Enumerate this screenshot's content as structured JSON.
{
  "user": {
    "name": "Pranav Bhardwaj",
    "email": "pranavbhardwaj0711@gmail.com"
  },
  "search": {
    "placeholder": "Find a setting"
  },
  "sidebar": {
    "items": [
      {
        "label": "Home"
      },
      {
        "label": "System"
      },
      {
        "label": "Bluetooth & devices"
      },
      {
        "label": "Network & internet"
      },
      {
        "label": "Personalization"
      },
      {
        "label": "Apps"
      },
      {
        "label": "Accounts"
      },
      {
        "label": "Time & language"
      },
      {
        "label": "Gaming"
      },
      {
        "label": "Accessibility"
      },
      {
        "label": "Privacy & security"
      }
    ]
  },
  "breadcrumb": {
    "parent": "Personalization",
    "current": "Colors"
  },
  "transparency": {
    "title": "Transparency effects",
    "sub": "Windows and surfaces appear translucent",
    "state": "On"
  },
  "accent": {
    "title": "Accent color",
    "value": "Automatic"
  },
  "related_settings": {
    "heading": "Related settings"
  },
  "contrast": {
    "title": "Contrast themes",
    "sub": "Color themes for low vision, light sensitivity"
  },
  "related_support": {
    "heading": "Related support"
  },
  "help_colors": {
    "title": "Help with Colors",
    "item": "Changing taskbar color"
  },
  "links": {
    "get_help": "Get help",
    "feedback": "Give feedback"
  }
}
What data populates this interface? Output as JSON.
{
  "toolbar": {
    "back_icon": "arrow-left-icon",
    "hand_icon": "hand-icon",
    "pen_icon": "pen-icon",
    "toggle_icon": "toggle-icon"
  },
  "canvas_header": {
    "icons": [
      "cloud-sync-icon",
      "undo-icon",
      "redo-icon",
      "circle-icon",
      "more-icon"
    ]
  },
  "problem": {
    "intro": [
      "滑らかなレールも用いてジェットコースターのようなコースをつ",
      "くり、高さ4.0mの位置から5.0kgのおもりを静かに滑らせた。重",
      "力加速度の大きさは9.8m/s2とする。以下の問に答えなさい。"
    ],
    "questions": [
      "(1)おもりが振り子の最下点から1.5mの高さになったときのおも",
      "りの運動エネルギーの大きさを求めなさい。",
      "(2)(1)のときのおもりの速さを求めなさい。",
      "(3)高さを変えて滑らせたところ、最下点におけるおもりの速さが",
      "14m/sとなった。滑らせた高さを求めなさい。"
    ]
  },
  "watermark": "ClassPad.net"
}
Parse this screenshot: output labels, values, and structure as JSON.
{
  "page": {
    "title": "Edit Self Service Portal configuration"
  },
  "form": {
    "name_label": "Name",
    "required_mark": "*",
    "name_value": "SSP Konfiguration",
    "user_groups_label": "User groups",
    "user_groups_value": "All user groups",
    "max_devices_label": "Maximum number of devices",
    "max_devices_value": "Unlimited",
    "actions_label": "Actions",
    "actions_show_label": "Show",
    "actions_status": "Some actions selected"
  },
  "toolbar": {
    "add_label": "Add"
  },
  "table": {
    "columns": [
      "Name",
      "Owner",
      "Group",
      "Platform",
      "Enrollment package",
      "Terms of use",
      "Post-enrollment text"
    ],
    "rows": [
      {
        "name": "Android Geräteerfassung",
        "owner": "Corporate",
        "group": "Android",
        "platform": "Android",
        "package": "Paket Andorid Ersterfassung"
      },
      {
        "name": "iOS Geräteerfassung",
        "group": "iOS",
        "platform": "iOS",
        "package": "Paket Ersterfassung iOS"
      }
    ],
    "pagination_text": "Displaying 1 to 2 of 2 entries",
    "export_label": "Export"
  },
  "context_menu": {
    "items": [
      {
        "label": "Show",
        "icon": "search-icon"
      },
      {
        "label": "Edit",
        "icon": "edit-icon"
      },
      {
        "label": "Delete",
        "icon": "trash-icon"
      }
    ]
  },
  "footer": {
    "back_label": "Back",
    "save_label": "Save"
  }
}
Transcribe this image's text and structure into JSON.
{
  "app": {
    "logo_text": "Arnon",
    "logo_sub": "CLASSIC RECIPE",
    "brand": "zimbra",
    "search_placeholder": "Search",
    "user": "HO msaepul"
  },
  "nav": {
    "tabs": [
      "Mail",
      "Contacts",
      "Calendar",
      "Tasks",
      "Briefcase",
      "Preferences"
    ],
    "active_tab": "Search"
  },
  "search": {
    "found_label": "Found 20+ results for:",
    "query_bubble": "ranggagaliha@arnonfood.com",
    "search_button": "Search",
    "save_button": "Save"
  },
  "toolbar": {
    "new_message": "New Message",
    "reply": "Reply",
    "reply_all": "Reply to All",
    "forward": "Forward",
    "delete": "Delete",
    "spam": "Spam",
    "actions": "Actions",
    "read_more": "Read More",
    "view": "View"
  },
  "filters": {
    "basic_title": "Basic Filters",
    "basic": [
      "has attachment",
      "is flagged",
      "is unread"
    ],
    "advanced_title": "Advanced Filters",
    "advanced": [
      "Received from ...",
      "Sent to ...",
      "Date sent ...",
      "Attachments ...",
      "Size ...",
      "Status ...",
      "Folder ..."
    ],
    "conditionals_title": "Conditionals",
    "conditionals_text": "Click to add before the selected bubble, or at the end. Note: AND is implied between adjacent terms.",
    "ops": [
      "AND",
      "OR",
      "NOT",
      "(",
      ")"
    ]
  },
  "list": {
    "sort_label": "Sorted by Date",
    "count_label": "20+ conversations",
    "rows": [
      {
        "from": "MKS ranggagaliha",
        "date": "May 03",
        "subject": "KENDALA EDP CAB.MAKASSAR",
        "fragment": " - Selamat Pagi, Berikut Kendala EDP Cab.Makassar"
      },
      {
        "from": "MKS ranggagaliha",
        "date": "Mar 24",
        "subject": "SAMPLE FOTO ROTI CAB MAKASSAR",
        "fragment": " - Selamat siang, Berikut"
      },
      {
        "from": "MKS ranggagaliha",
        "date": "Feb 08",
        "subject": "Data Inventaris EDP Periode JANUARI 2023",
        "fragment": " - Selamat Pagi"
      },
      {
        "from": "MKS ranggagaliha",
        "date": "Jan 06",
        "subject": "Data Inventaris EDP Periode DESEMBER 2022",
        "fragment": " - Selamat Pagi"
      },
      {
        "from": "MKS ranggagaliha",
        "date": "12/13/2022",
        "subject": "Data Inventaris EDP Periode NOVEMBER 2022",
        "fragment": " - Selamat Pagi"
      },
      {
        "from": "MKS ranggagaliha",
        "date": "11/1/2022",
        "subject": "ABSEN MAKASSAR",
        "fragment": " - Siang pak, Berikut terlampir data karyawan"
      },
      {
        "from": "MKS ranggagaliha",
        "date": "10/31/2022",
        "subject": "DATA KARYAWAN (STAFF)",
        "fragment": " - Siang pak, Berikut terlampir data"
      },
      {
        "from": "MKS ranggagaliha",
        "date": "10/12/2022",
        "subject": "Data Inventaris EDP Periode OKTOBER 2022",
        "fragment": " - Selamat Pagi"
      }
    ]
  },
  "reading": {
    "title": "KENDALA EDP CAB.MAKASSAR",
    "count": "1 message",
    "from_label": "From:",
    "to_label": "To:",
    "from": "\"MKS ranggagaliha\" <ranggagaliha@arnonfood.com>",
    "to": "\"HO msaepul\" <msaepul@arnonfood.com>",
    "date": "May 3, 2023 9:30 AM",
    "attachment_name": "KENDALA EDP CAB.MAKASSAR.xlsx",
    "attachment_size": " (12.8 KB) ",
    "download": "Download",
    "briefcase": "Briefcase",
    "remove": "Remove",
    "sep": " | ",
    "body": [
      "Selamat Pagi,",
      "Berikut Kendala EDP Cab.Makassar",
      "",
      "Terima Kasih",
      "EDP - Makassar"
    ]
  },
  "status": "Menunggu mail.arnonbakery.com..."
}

------------------------------------

**TO DO**
Can you reproduce all the material exactly?

**CORRECT RESULT**
Enumerate this screenshot's content as structured JSON.
{
  "user": {
    "name": "Pranav Bhardwaj",
    "email": "pranavbhardwaj0711@gmail.com"
  },
  "search": {
    "placeholder": "Find a setting"
  },
  "sidebar": {
    "items": [
      {
        "label": "Home"
      },
      {
        "label": "System"
      },
      {
        "label": "Bluetooth & devices"
      },
      {
        "label": "Network & internet"
      },
      {
        "label": "Personalization"
      },
      {
        "label": "Apps"
      },
      {
        "label": "Accounts"
      },
      {
        "label": "Time & language"
      },
      {
        "label": "Gaming"
      },
      {
        "label": "Accessibility"
      },
      {
        "label": "Privacy & security"
      }
    ]
  },
  "breadcrumb": {
    "parent": "Personalization",
    "current": "Colors"
  },
  "transparency": {
    "title": "Transparency effects",
    "sub": "Windows and surfaces appear translucent",
    "state": "On"
  },
  "accent": {
    "title": "Accent color",
    "value": "Automatic"
  },
  "related_settings": {
    "heading": "Related settings"
  },
  "contrast": {
    "title": "Contrast themes",
    "sub": "Color themes for low vision, light sensitivity"
  },
  "related_support": {
    "heading": "Related support"
  },
  "help_colors": {
    "title": "Help with Colors",
    "item": "Changing taskbar color"
  },
  "links": {
    "get_help": "Get help",
    "feedback": "Give feedback"
  }
}
What data populates this interface? Output as JSON.
{
  "toolbar": {
    "back_icon": "arrow-left-icon",
    "hand_icon": "hand-icon",
    "pen_icon": "pen-icon",
    "toggle_icon": "toggle-icon"
  },
  "canvas_header": {
    "icons": [
      "cloud-sync-icon",
      "undo-icon",
      "redo-icon",
      "circle-icon",
      "more-icon"
    ]
  },
  "problem": {
    "intro": [
      "滑らかなレールも用いてジェットコースターのようなコースをつ",
      "くり、高さ4.0mの位置から5.0kgのおもりを静かに滑らせた。重",
      "力加速度の大きさは9.8m/s2とする。以下の問に答えなさい。"
    ],
    "questions": [
      "(1)おもりが振り子の最下点から1.5mの高さになったときのおも",
      "りの運動エネルギーの大きさを求めなさい。",
      "(2)(1)のときのおもりの速さを求めなさい。",
      "(3)高さを変えて滑らせたところ、最下点におけるおもりの速さが",
      "14m/sとなった。滑らせた高さを求めなさい。"
    ]
  },
  "watermark": "ClassPad.net"
}
Parse this screenshot: output labels, values, and structure as JSON.
{
  "page": {
    "title": "Edit Self Service Portal configuration"
  },
  "form": {
    "name_label": "Name",
    "required_mark": "*",
    "name_value": "SSP Konfiguration",
    "user_groups_label": "User groups",
    "user_groups_value": "All user groups",
    "max_devices_label": "Maximum number of devices",
    "max_devices_value": "Unlimited",
    "actions_label": "Actions",
    "actions_show_label": "Show",
    "actions_status": "Some actions selected"
  },
  "toolbar": {
    "add_label": "Add"
  },
  "table": {
    "columns": [
      "Name",
      "Owner",
      "Group",
      "Platform",
      "Enrollment package",
      "Terms of use",
      "Post-enrollment text"
    ],
    "rows": [
      {
        "name": "Android Geräteerfassung",
        "owner": "Corporate",
        "group": "Android",
        "platform": "Android",
        "package": "Paket Andorid Ersterfassung"
      },
      {
        "name": "iOS Geräteerfassung",
        "group": "iOS",
        "platform": "iOS",
        "package": "Paket Ersterfassung iOS"
      }
    ],
    "pagination_text": "Displaying 1 to 2 of 2 entries",
    "export_label": "Export"
  },
  "context_menu": {
    "items": [
      {
        "label": "Show",
        "icon": "search-icon"
      },
      {
        "label": "Edit",
        "icon": "edit-icon"
      },
      {
        "label": "Delete",
        "icon": "trash-icon"
      }
    ]
  },
  "footer": {
    "back_label": "Back",
    "save_label": "Save"
  }
}
Transcribe this image's text and structure into JSON.
{
  "app": {
    "logo_text": "Arnon",
    "logo_sub": "CLASSIC RECIPE",
    "brand": "zimbra",
    "search_placeholder": "Search",
    "user": "HO msaepul"
  },
  "nav": {
    "tabs": [
      "Mail",
      "Contacts",
      "Calendar",
      "Tasks",
      "Briefcase",
      "Preferences"
    ],
    "active_tab": "Search"
  },
  "search": {
    "found_label": "Found 20+ results for:",
    "query_bubble": "ranggagaliha@arnonfood.com",
    "search_button": "Search",
    "save_button": "Save"
  },
  "toolbar": {
    "new_message": "New Message",
    "reply": "Reply",
    "reply_all": "Reply to All",
    "forward": "Forward",
    "delete": "Delete",
    "spam": "Spam",
    "actions": "Actions",
    "read_more": "Read More",
    "view": "View"
  },
  "filters": {
    "basic_title": "Basic Filters",
    "basic": [
      "has attachment",
      "is flagged",
      "is unread"
    ],
    "advanced_title": "Advanced Filters",
    "advanced": [
      "Received from ...",
      "Sent to ...",
      "Date sent ...",
      "Attachments ...",
      "Size ...",
      "Status ...",
      "Folder ..."
    ],
    "conditionals_title": "Conditionals",
    "conditionals_text": "Click to add before the selected bubble, or at the end. Note: AND is implied between adjacent terms.",
    "ops": [
      "AND",
      "OR",
      "NOT",
      "(",
      ")"
    ]
  },
  "list": {
    "sort_label": "Sorted by Date",
    "count_label": "20+ conversations",
    "rows": [
      {
        "from": "MKS ranggagaliha",
        "date": "May 03",
        "subject": "KENDALA EDP CAB.MAKASSAR",
        "fragment": " - Selamat Pagi, Berikut Kendala EDP Cab.Makassar"
      },
      {
        "from": "MKS ranggagaliha",
        "date": "Mar 24",
        "subject": "SAMPLE FOTO ROTI CAB MAKASSAR",
        "fragment": " - Selamat siang, Berikut"
      },
      {
        "from": "MKS ranggagaliha",
        "date": "Feb 08",
        "subject": "Data Inventaris EDP Periode JANUARI 2023",
        "fragment": " - Selamat Pagi"
      },
      {
        "from": "MKS ranggagaliha",
        "date": "Jan 06",
        "subject": "Data Inventaris EDP Periode DESEMBER 2022",
        "fragment": " - Selamat Pagi"
      },
      {
        "from": "MKS ranggagaliha",
        "date": "12/13/2022",
        "subject": "Data Inventaris EDP Periode NOVEMBER 2022",
        "fragment": " - Selamat Pagi"
      },
      {
        "from": "MKS ranggagaliha",
        "date": "11/1/2022",
        "subject": "ABSEN MAKASSAR",
        "fragment": " - Siang pak, Berikut terlampir data karyawan"
      },
      {
        "from": "MKS ranggagaliha",
        "date": "10/31/2022",
        "subject": "DATA KARYAWAN (STAFF)",
        "fragment": " - Siang pak, Berikut terlampir data"
      },
      {
        "from": "MKS ranggagaliha",
        "date": "10/12/2022",
        "subject": "Data Inventaris EDP Periode OKTOBER 2022",
        "fragment": " - Selamat Pagi"
      }
    ]
  },
  "reading": {
    "title": "KENDALA EDP CAB.MAKASSAR",
    "count": "1 message",
    "from_label": "From:",
    "to_label": "To:",
    "from": "\"MKS ranggagaliha\" <ranggagaliha@arnonfood.com>",
    "to": "\"HO msaepul\" <msaepul@arnonfood.com>",
    "date": "May 3, 2023 9:30 AM",
    "attachment_name": "KENDALA EDP CAB.MAKASSAR.xlsx",
    "attachment_size": " (12.8 KB) ",
    "download": "Download",
    "briefcase": "Briefcase",
    "remove": "Remove",
    "sep": " | ",
    "body": [
      "Selamat Pagi,",
      "Berikut Kendala EDP Cab.Makassar",
      "",
      "Terima Kasih",
      "EDP - Makassar"
    ]
  },
  "status": "Menunggu mail.arnonbakery.com..."
}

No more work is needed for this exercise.